=== Task objective ===
Write out the listing below again, precisely as it is given.

• • • •

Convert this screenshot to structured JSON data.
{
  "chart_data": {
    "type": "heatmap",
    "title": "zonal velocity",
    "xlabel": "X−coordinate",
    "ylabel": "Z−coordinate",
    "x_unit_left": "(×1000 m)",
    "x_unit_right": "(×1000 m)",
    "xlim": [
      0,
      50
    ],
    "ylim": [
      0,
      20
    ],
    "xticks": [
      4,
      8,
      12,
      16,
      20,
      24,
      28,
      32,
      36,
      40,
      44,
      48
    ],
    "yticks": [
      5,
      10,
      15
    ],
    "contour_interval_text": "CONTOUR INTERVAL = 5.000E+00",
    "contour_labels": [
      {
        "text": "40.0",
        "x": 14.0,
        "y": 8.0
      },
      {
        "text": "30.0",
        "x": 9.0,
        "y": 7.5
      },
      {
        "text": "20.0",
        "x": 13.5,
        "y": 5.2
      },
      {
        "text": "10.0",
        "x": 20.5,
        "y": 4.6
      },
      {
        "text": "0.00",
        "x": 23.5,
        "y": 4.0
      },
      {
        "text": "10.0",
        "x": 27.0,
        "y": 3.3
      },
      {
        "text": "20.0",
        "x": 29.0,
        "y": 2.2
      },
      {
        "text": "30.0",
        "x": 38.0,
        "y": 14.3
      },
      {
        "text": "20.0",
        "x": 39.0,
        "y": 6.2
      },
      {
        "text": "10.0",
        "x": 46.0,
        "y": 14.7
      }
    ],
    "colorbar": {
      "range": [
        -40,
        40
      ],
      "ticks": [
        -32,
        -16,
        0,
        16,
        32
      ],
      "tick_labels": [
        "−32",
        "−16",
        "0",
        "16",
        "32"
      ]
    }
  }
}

• • • •

=== Exercise answer ===
Convert this screenshot to structured JSON data.
{
  "chart_data": {
    "type": "heatmap",
    "title": "zonal velocity",
    "xlabel": "X−coordinate",
    "ylabel": "Z−coordinate",
    "x_unit_left": "(×1000 m)",
    "x_unit_right": "(×1000 m)",
    "xlim": [
      0,
      50
    ],
    "ylim": [
      0,
      20
    ],
    "xticks": [
      4,
      8,
      12,
      16,
      20,
      24,
      28,
      32,
      36,
      40,
      44,
      48
    ],
    "yticks": [
      5,
      10,
      15
    ],
    "contour_interval_text": "CONTOUR INTERVAL = 5.000E+00",
    "contour_labels": [
      {
        "text": "40.0",
        "x": 14.0,
        "y": 8.0
      },
      {
        "text": "30.0",
        "x": 9.0,
        "y": 7.5
      },
      {
        "text": "20.0",
        "x": 13.5,
        "y": 5.2
      },
      {
        "text": "10.0",
        "x": 20.5,
        "y": 4.6
      },
      {
        "text": "0.00",
        "x": 23.5,
        "y": 4.0
      },
      {
        "text": "10.0",
        "x": 27.0,
        "y": 3.3
      },
      {
        "text": "20.0",
        "x": 29.0,
        "y": 2.2
      },
      {
        "text": "30.0",
        "x": 38.0,
        "y": 14.3
      },
      {
        "text": "20.0",
        "x": 39.0,
        "y": 6.2
      },
      {
        "text": "10.0",
        "x": 46.0,
        "y": 14.7
      }
    ],
    "colorbar": {
      "range": [
        -40,
        40
      ],
      "ticks": [
        -32,
        -16,
        0,
        16,
        32
      ],
      "tick_labels": [
        "−32",
        "−16",
        "0",
        "16",
        "32"
      ]
    }
  }
}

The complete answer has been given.